| Desafio a |
Indique se cada afirmação concorda com a entrevista sobre o BNDES, respondendo sim ou não e citando literalmente o trecho decisivo: (i) a parceria com a China, de 10 bilhões de dólares, foi suspensa; (ii) a última parcela transferida pelo BNDES ao Tesouro será em 2024; (iii) a prioridade será financiar serviço no exterior.
----------
São muitos desafios para o Brasil voltar a ter uma indústria pujante, crescer aceleradamente, gerar emprego de qualidade, e o BNDES é um instrumento. Agora não tem espaço no Orçamento para financiar o BNDES, para os desafios das políticas públicas mais importantes, então o BNDES precisará ter uma boa gestão, aumentar a sua eficiência para poder ter mais recursos e buscar parcerias internacionais.

Hoje, por exemplo, nós temos 55 bilhões de euros da União Europeia para países do terceiro mundo para economia verde, para investimento verde, para sustentabilidade. E o Brasil pode ser o líder mundial com o presidente Lula, com a liderança que ele tem no planeta, com o que nós já fizemos na Amazônia e vamos voltar a fazer com o combate ao desmatamento para atrair esses financiamentos e aumentar a capacidade de financiamento do BNDES.

Nós tínhamos uma parceria engatilhada com a China de 10 bilhões de dólares que foi suspensa pelo isolamento do Brasil. Vamos restabelecer esse diálogo e, com isso, trazer mais recursos sem pressionar o Tesouro.

Nesse momento, o BNDES está encerrando o ciclo de transferir dinheiro para oTesouro. Ele recebeu muito, depois teve que transferir tudo – a última parcela é agora em 2023. Então nós queremos uma relação de equilíbrio com o Tesouro e buscar outras alternativas de financiamento.

Esfera Brasil – O senhor falou também que vai buscar o pagamento das dívidas dos países que ainda têm débitos com o BNDES.

Mercadante – Isso é muito importante, porque a Venezuela chegou a ser o terceiro maior parceiro comercial do Brasil, o terceiro país que o Brasil mais tinha superávit, ou seja, o país que ele mais exportava e menos importava; a Venezuela é um grande produtor de petróleo e com isso tinha muita receita quando o preço do petróleo era alto e o Brasil começou a exportar serviço para lá. Com toda a crise da Venezuela e também com as agressões diplomáticas feitas pelo Brasil, eles suspenderam o pagamento. Mas tenho certeza que com diálogo eles retomarão o pagamento ao Brasil.

Nós vamos atrás desses países, a nossa prioridade não será financiar serviço no exterior. O Brasil hoje precisa concentrar o investimento e financiamento aqui, mas essa é uma possibilidade que todas as nações têm e que, eventualmente, se tiver um bom projeto, podemos avaliar.
----------
| Desafio b |
Ecoe sem alterações o trecho das linhas que vai do início das linhas até a linha que contém "The calibration sphere 12 is at (471, 1159).", com as duas extremidades incluídas. Deixe as imagens fora da resposta.

| Dados exibidos |
----------
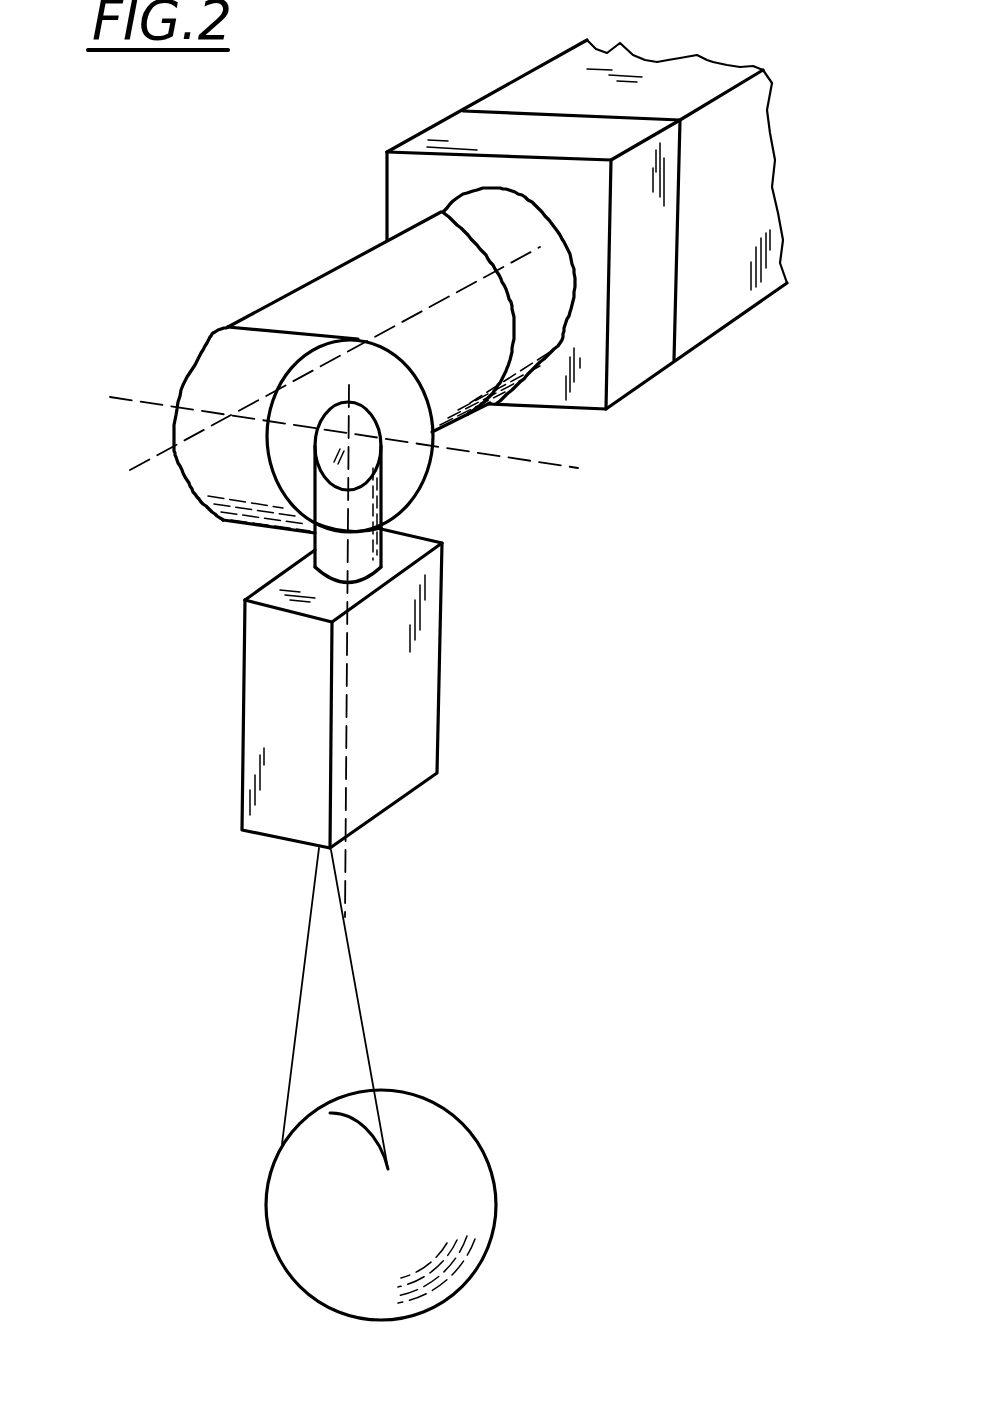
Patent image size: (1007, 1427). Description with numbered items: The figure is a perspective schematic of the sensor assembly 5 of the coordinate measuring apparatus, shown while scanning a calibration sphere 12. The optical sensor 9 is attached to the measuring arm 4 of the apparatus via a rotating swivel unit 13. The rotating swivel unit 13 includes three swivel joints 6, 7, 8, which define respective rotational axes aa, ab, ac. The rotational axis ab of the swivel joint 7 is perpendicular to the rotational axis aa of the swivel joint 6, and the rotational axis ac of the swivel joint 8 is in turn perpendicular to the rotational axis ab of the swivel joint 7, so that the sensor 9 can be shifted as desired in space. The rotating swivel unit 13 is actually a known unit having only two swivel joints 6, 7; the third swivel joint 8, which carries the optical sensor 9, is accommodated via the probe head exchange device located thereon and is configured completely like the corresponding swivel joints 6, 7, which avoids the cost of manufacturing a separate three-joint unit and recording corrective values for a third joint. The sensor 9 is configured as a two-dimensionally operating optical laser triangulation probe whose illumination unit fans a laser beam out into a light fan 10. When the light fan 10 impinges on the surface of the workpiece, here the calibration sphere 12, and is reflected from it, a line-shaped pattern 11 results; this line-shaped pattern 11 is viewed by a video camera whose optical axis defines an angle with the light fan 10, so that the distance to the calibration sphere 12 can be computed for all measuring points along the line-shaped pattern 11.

The measuring arm 4 is at (537, 83).
The sensor assembly 5 is at (490, 477).
The swivel joint 6 is at (443, 212).
The swivel joint 7 is at (286, 379).
The swivel joint 8 is at (388, 512).
The optical sensor 9 is at (253, 708).
The light fan 10 is at (357, 966).
The line-shaped pattern 11 is at (346, 1109).
The calibration sphere 12 is at (471, 1159).
The rotating swivel unit 13 is at (222, 305).
The rotational axis aa is at (145, 468).
The rotational axis ab is at (113, 397).
The rotational axis ac is at (343, 760).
----------
| Saída correta a |
(i) Sim: "Nós tínhamos uma parceria engatilhada com a China de 10 bilhões de dólares que foi suspensa pelo isolamento do Brasil."
(ii) Não: "a última parcela é agora em 2023"
(iii) Não: "a nossa prioridade não será financiar serviço no exterior"

| Saída correta b |
Patent image size: (1007, 1427). Description with numbered items: The figure is a perspective schematic of the sensor assembly 5 of the coordinate measuring apparatus, shown while scanning a calibration sphere 12. The optical sensor 9 is attached to the measuring arm 4 of the apparatus via a rotating swivel unit 13. The rotating swivel unit 13 includes three swivel joints 6, 7, 8, which define respective rotational axes aa, ab, ac. The rotational axis ab of the swivel joint 7 is perpendicular to the rotational axis aa of the swivel joint 6, and the rotational axis ac of the swivel joint 8 is in turn perpendicular to the rotational axis ab of the swivel joint 7, so that the sensor 9 can be shifted as desired in space. The rotating swivel unit 13 is actually a known unit having only two swivel joints 6, 7; the third swivel joint 8, which carries the optical sensor 9, is accommodated via the probe head exchange device located thereon and is configured completely like the corresponding swivel joints 6, 7, which avoids the cost of manufacturing a separate three-joint unit and recording corrective values for a third joint. The sensor 9 is configured as a two-dimensionally operating optical laser triangulation probe whose illumination unit fans a laser beam out into a light fan 10. When the light fan 10 impinges on the surface of the workpiece, here the calibration sphere 12, and is reflected from it, a line-shaped pattern 11 results; this line-shaped pattern 11 is viewed by a video camera whose optical axis defines an angle with the light fan 10, so that the distance to the calibration sphere 12 can be computed for all measuring points along the line-shaped pattern 11.

The measuring arm 4 is at (537, 83).
The sensor assembly 5 is at (490, 477).
The swivel joint 6 is at (443, 212).
The swivel joint 7 is at (286, 379).
The swivel joint 8 is at (388, 512).
The optical sensor 9 is at (253, 708).
The light fan 10 is at (357, 966).
The line-shaped pattern 11 is at (346, 1109).
The calibration sphere 12 is at (471, 1159).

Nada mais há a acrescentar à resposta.